**TO DO:** Gather every line in the records below that contains the word "комбинат".

**DATA TO USE:**
##############################
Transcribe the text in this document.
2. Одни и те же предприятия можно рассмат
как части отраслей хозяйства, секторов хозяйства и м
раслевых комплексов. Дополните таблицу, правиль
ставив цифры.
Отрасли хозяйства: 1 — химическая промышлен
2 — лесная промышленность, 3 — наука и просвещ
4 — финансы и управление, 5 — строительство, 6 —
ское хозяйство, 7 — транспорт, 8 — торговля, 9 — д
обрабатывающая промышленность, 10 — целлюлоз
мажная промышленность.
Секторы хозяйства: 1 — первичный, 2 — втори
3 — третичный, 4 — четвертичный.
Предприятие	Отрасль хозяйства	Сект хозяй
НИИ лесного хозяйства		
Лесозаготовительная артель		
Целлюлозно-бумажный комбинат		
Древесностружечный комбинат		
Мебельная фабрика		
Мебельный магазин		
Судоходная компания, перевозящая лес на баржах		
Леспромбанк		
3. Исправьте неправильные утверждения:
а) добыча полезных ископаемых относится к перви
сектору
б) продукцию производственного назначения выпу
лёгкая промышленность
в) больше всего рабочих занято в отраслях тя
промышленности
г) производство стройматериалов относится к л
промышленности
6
##############################
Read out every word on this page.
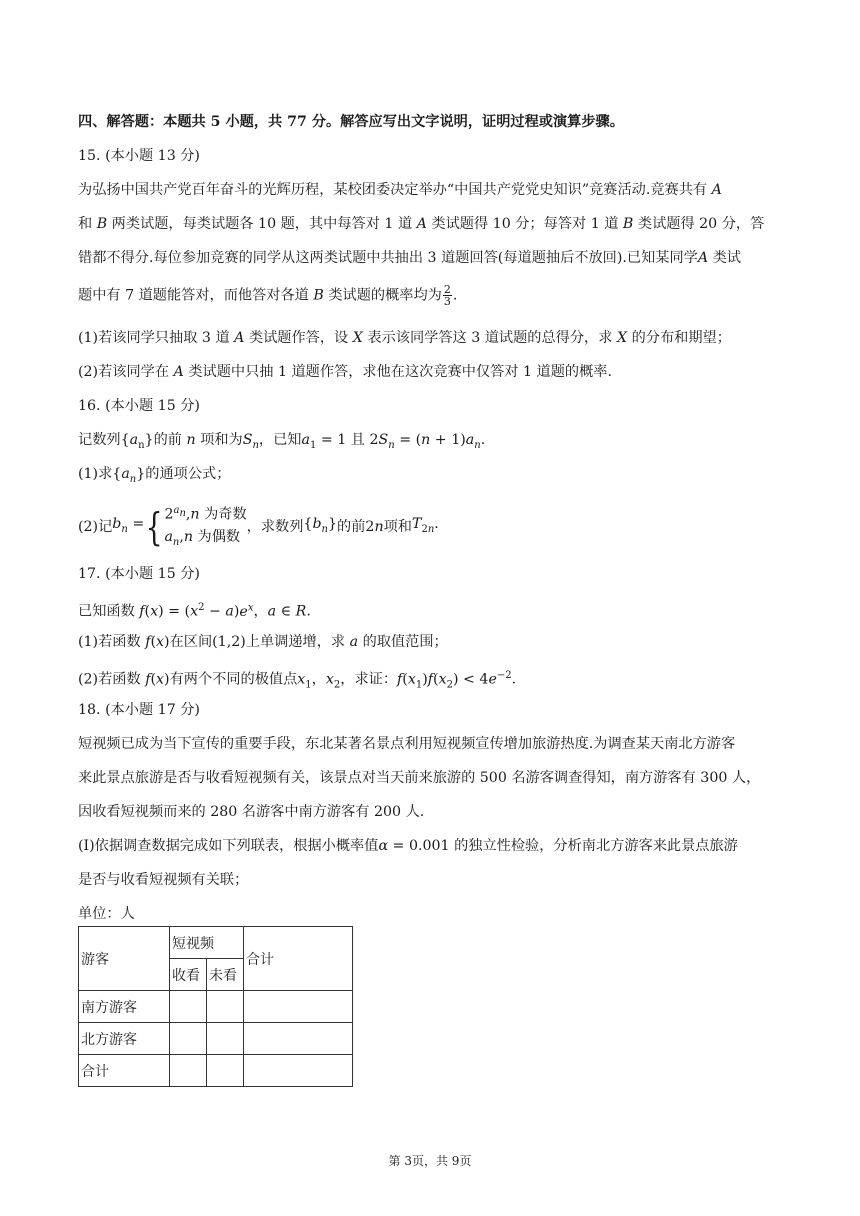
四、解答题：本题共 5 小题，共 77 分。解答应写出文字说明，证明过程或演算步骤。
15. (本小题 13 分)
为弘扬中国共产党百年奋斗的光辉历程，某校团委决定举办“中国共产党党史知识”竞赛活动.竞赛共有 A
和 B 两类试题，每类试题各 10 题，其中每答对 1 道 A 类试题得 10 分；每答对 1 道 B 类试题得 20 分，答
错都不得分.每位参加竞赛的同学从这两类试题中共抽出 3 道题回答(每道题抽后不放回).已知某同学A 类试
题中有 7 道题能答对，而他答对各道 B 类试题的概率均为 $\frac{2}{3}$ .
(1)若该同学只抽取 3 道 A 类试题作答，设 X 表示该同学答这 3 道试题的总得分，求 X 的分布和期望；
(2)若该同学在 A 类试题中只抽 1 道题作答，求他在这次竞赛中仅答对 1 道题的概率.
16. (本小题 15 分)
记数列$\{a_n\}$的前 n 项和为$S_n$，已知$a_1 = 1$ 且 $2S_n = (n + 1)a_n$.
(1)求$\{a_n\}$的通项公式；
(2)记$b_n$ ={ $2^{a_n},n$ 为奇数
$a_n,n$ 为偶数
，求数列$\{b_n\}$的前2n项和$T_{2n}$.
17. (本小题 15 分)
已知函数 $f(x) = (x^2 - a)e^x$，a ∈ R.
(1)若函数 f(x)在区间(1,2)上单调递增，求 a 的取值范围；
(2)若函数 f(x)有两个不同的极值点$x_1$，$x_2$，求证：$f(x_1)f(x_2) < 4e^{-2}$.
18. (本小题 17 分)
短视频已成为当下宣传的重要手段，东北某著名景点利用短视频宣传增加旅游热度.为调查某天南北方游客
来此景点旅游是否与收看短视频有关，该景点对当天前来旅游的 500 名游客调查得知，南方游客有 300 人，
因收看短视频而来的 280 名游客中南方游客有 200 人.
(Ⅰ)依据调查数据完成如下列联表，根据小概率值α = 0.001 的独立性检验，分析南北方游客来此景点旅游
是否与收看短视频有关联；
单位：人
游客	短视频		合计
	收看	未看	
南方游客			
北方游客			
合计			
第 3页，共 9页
##############################
**THE RESULT:**
Целлюлозно-бумажный комбинат		
Древесностружечный комбинат		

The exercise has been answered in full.